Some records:

··········

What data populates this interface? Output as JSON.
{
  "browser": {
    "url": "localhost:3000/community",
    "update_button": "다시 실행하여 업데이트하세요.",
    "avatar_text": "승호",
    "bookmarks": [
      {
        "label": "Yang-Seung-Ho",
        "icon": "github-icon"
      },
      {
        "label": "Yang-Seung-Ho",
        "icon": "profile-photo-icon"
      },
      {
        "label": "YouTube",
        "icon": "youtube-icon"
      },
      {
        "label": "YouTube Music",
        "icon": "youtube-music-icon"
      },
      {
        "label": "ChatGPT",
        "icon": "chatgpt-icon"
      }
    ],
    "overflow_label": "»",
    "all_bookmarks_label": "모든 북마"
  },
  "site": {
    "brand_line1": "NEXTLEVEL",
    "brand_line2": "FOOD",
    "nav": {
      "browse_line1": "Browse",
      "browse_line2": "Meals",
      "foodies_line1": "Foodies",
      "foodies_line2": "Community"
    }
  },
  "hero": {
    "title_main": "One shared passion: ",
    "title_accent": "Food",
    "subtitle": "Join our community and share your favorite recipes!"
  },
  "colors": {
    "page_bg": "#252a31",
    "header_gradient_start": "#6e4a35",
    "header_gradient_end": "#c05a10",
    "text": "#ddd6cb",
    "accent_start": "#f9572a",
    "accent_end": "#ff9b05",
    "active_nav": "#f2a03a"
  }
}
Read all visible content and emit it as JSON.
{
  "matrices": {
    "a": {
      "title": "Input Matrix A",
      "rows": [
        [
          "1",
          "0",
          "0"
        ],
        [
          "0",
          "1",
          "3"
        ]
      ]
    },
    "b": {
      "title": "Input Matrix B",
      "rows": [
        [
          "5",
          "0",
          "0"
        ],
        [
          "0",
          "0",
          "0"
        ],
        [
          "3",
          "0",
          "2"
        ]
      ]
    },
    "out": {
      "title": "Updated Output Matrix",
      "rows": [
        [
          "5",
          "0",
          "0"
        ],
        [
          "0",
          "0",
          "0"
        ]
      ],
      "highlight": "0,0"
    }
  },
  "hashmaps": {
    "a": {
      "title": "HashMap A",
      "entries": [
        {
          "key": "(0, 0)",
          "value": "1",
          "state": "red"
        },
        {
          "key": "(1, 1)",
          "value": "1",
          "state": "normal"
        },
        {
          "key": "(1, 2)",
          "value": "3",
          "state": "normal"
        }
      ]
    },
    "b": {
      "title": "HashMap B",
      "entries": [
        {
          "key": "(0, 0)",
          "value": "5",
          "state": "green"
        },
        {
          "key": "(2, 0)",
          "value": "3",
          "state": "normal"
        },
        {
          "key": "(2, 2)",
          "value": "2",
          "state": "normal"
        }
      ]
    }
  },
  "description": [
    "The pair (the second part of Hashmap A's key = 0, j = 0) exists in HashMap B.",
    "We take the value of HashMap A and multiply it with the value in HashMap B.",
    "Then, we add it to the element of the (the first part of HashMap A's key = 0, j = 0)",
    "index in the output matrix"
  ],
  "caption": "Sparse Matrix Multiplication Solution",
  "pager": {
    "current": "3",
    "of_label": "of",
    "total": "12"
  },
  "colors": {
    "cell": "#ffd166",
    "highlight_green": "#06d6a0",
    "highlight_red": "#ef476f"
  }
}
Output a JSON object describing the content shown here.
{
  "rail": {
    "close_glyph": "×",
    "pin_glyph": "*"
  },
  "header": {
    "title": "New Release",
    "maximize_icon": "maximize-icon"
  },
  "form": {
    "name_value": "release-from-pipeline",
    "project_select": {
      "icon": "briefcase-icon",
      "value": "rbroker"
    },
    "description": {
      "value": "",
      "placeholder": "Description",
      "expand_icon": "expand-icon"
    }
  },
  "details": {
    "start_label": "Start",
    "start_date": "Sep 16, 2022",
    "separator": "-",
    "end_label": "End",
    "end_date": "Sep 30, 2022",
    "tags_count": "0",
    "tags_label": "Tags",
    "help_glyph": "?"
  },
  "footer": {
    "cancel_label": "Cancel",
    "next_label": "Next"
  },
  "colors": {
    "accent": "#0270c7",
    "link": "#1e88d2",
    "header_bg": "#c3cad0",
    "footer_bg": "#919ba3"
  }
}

··········

#### INSTRUCTIONS FOR THE TASK
Take the entries above and transcribe them exactly.

#### SOLVED EXERCISE
What data populates this interface? Output as JSON.
{
  "browser": {
    "url": "localhost:3000/community",
    "update_button": "다시 실행하여 업데이트하세요.",
    "avatar_text": "승호",
    "bookmarks": [
      {
        "label": "Yang-Seung-Ho",
        "icon": "github-icon"
      },
      {
        "label": "Yang-Seung-Ho",
        "icon": "profile-photo-icon"
      },
      {
        "label": "YouTube",
        "icon": "youtube-icon"
      },
      {
        "label": "YouTube Music",
        "icon": "youtube-music-icon"
      },
      {
        "label": "ChatGPT",
        "icon": "chatgpt-icon"
      }
    ],
    "overflow_label": "»",
    "all_bookmarks_label": "모든 북마"
  },
  "site": {
    "brand_line1": "NEXTLEVEL",
    "brand_line2": "FOOD",
    "nav": {
      "browse_line1": "Browse",
      "browse_line2": "Meals",
      "foodies_line1": "Foodies",
      "foodies_line2": "Community"
    }
  },
  "hero": {
    "title_main": "One shared passion: ",
    "title_accent": "Food",
    "subtitle": "Join our community and share your favorite recipes!"
  },
  "colors": {
    "page_bg": "#252a31",
    "header_gradient_start": "#6e4a35",
    "header_gradient_end": "#c05a10",
    "text": "#ddd6cb",
    "accent_start": "#f9572a",
    "accent_end": "#ff9b05",
    "active_nav": "#f2a03a"
  }
}
Read all visible content and emit it as JSON.
{
  "matrices": {
    "a": {
      "title": "Input Matrix A",
      "rows": [
        [
          "1",
          "0",
          "0"
        ],
        [
          "0",
          "1",
          "3"
        ]
      ]
    },
    "b": {
      "title": "Input Matrix B",
      "rows": [
        [
          "5",
          "0",
          "0"
        ],
        [
          "0",
          "0",
          "0"
        ],
        [
          "3",
          "0",
          "2"
        ]
      ]
    },
    "out": {
      "title": "Updated Output Matrix",
      "rows": [
        [
          "5",
          "0",
          "0"
        ],
        [
          "0",
          "0",
          "0"
        ]
      ],
      "highlight": "0,0"
    }
  },
  "hashmaps": {
    "a": {
      "title": "HashMap A",
      "entries": [
        {
          "key": "(0, 0)",
          "value": "1",
          "state": "red"
        },
        {
          "key": "(1, 1)",
          "value": "1",
          "state": "normal"
        },
        {
          "key": "(1, 2)",
          "value": "3",
          "state": "normal"
        }
      ]
    },
    "b": {
      "title": "HashMap B",
      "entries": [
        {
          "key": "(0, 0)",
          "value": "5",
          "state": "green"
        },
        {
          "key": "(2, 0)",
          "value": "3",
          "state": "normal"
        },
        {
          "key": "(2, 2)",
          "value": "2",
          "state": "normal"
        }
      ]
    }
  },
  "description": [
    "The pair (the second part of Hashmap A's key = 0, j = 0) exists in HashMap B.",
    "We take the value of HashMap A and multiply it with the value in HashMap B.",
    "Then, we add it to the element of the (the first part of HashMap A's key = 0, j = 0)",
    "index in the output matrix"
  ],
  "caption": "Sparse Matrix Multiplication Solution",
  "pager": {
    "current": "3",
    "of_label": "of",
    "total": "12"
  },
  "colors": {
    "cell": "#ffd166",
    "highlight_green": "#06d6a0",
    "highlight_red": "#ef476f"
  }
}
Output a JSON object describing the content shown here.
{
  "rail": {
    "close_glyph": "×",
    "pin_glyph": "*"
  },
  "header": {
    "title": "New Release",
    "maximize_icon": "maximize-icon"
  },
  "form": {
    "name_value": "release-from-pipeline",
    "project_select": {
      "icon": "briefcase-icon",
      "value": "rbroker"
    },
    "description": {
      "value": "",
      "placeholder": "Description",
      "expand_icon": "expand-icon"
    }
  },
  "details": {
    "start_label": "Start",
    "start_date": "Sep 16, 2022",
    "separator": "-",
    "end_label": "End",
    "end_date": "Sep 30, 2022",
    "tags_count": "0",
    "tags_label": "Tags",
    "help_glyph": "?"
  },
  "footer": {
    "cancel_label": "Cancel",
    "next_label": "Next"
  },
  "colors": {
    "accent": "#0270c7",
    "link": "#1e88d2",
    "header_bg": "#c3cad0",
    "footer_bg": "#919ba3"
  }
}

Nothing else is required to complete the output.